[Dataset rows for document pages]
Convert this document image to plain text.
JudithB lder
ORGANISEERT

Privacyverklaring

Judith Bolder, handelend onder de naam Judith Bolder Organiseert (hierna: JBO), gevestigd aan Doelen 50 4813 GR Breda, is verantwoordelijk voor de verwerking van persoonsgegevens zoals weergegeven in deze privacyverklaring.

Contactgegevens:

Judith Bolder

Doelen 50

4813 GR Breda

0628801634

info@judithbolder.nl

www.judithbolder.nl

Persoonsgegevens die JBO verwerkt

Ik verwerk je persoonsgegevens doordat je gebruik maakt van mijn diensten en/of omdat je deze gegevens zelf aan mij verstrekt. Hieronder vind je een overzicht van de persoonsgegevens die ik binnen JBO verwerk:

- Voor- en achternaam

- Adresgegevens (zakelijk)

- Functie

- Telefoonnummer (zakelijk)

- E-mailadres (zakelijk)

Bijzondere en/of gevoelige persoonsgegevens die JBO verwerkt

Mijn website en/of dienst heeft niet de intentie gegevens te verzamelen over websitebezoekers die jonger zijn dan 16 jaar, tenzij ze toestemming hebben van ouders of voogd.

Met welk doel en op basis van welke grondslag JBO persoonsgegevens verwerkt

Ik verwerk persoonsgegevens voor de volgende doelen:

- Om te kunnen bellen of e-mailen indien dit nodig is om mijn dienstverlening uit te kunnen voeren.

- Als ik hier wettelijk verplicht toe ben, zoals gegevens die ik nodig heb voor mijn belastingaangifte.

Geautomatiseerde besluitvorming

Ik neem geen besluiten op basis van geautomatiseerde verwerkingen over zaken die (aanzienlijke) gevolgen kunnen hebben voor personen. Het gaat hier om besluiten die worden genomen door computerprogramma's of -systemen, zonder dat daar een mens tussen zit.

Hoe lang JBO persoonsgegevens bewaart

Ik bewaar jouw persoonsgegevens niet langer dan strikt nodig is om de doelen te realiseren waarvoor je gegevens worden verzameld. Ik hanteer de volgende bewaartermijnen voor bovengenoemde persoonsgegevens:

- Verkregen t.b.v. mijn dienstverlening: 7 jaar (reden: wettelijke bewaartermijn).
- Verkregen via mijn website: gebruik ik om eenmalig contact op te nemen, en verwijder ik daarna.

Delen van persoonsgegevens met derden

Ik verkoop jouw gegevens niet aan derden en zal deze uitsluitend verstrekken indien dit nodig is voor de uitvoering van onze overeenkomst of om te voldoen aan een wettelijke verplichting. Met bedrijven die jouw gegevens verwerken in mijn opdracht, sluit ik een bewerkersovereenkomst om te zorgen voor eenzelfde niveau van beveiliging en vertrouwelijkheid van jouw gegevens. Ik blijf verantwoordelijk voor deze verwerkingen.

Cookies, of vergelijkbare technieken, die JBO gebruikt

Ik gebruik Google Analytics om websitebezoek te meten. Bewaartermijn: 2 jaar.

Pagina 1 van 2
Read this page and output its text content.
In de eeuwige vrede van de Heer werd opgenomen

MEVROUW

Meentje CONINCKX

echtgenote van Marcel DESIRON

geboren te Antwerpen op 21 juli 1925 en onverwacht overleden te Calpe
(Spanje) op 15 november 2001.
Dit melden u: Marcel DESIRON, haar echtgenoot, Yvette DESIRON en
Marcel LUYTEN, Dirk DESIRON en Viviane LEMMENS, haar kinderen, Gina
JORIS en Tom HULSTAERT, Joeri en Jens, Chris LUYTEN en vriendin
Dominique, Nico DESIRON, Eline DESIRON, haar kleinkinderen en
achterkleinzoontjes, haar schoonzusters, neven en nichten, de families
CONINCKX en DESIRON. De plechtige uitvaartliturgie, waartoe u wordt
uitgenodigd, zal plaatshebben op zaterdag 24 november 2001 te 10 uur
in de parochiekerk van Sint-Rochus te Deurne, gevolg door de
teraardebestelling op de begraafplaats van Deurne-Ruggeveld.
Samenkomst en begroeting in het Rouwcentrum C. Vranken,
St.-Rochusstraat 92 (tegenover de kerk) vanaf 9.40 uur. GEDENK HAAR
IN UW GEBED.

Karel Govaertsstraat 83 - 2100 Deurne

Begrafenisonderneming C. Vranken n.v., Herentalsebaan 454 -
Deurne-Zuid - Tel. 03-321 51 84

# INSTRUCTIONS FOR THE TASK:
Reproduce the entries above in full, so that each one reads exactly as before.

# YOUR SOLUTION:
Convert this document image to plain text.
JudithB lder
ORGANISEERT

Privacyverklaring

Judith Bolder, handelend onder de naam Judith Bolder Organiseert (hierna: JBO), gevestigd aan Doelen 50 4813 GR Breda, is verantwoordelijk voor de verwerking van persoonsgegevens zoals weergegeven in deze privacyverklaring.

Contactgegevens:

Judith Bolder

Doelen 50

4813 GR Breda

0628801634

info@judithbolder.nl

www.judithbolder.nl

Persoonsgegevens die JBO verwerkt

Ik verwerk je persoonsgegevens doordat je gebruik maakt van mijn diensten en/of omdat je deze gegevens zelf aan mij verstrekt. Hieronder vind je een overzicht van de persoonsgegevens die ik binnen JBO verwerk:

- Voor- en achternaam

- Adresgegevens (zakelijk)

- Functie

- Telefoonnummer (zakelijk)

- E-mailadres (zakelijk)

Bijzondere en/of gevoelige persoonsgegevens die JBO verwerkt

Mijn website en/of dienst heeft niet de intentie gegevens te verzamelen over websitebezoekers die jonger zijn dan 16 jaar, tenzij ze toestemming hebben van ouders of voogd.

Met welk doel en op basis van welke grondslag JBO persoonsgegevens verwerkt

Ik verwerk persoonsgegevens voor de volgende doelen:

- Om te kunnen bellen of e-mailen indien dit nodig is om mijn dienstverlening uit te kunnen voeren.

- Als ik hier wettelijk verplicht toe ben, zoals gegevens die ik nodig heb voor mijn belastingaangifte.

Geautomatiseerde besluitvorming

Ik neem geen besluiten op basis van geautomatiseerde verwerkingen over zaken die (aanzienlijke) gevolgen kunnen hebben voor personen. Het gaat hier om besluiten die worden genomen door computerprogramma's of -systemen, zonder dat daar een mens tussen zit.

Hoe lang JBO persoonsgegevens bewaart

Ik bewaar jouw persoonsgegevens niet langer dan strikt nodig is om de doelen te realiseren waarvoor je gegevens worden verzameld. Ik hanteer de volgende bewaartermijnen voor bovengenoemde persoonsgegevens:

- Verkregen t.b.v. mijn dienstverlening: 7 jaar (reden: wettelijke bewaartermijn).
- Verkregen via mijn website: gebruik ik om eenmalig contact op te nemen, en verwijder ik daarna.

Delen van persoonsgegevens met derden

Ik verkoop jouw gegevens niet aan derden en zal deze uitsluitend verstrekken indien dit nodig is voor de uitvoering van onze overeenkomst of om te voldoen aan een wettelijke verplichting. Met bedrijven die jouw gegevens verwerken in mijn opdracht, sluit ik een bewerkersovereenkomst om te zorgen voor eenzelfde niveau van beveiliging en vertrouwelijkheid van jouw gegevens. Ik blijf verantwoordelijk voor deze verwerkingen.

Cookies, of vergelijkbare technieken, die JBO gebruikt

Ik gebruik Google Analytics om websitebezoek te meten. Bewaartermijn: 2 jaar.

Pagina 1 van 2
Read this page and output its text content.
In de eeuwige vrede van de Heer werd opgenomen

MEVROUW

Meentje CONINCKX

echtgenote van Marcel DESIRON

geboren te Antwerpen op 21 juli 1925 en onverwacht overleden te Calpe
(Spanje) op 15 november 2001.
Dit melden u: Marcel DESIRON, haar echtgenoot, Yvette DESIRON en
Marcel LUYTEN, Dirk DESIRON en Viviane LEMMENS, haar kinderen, Gina
JORIS en Tom HULSTAERT, Joeri en Jens, Chris LUYTEN en vriendin
Dominique, Nico DESIRON, Eline DESIRON, haar kleinkinderen en
achterkleinzoontjes, haar schoonzusters, neven en nichten, de families
CONINCKX en DESIRON. De plechtige uitvaartliturgie, waartoe u wordt
uitgenodigd, zal plaatshebben op zaterdag 24 november 2001 te 10 uur
in de parochiekerk van Sint-Rochus te Deurne, gevolg door de
teraardebestelling op de begraafplaats van Deurne-Ruggeveld.
Samenkomst en begroeting in het Rouwcentrum C. Vranken,
St.-Rochusstraat 92 (tegenover de kerk) vanaf 9.40 uur. GEDENK HAAR
IN UW GEBED.

Karel Govaertsstraat 83 - 2100 Deurne

Begrafenisonderneming C. Vranken n.v., Herentalsebaan 454 -
Deurne-Zuid - Tel. 03-321 51 84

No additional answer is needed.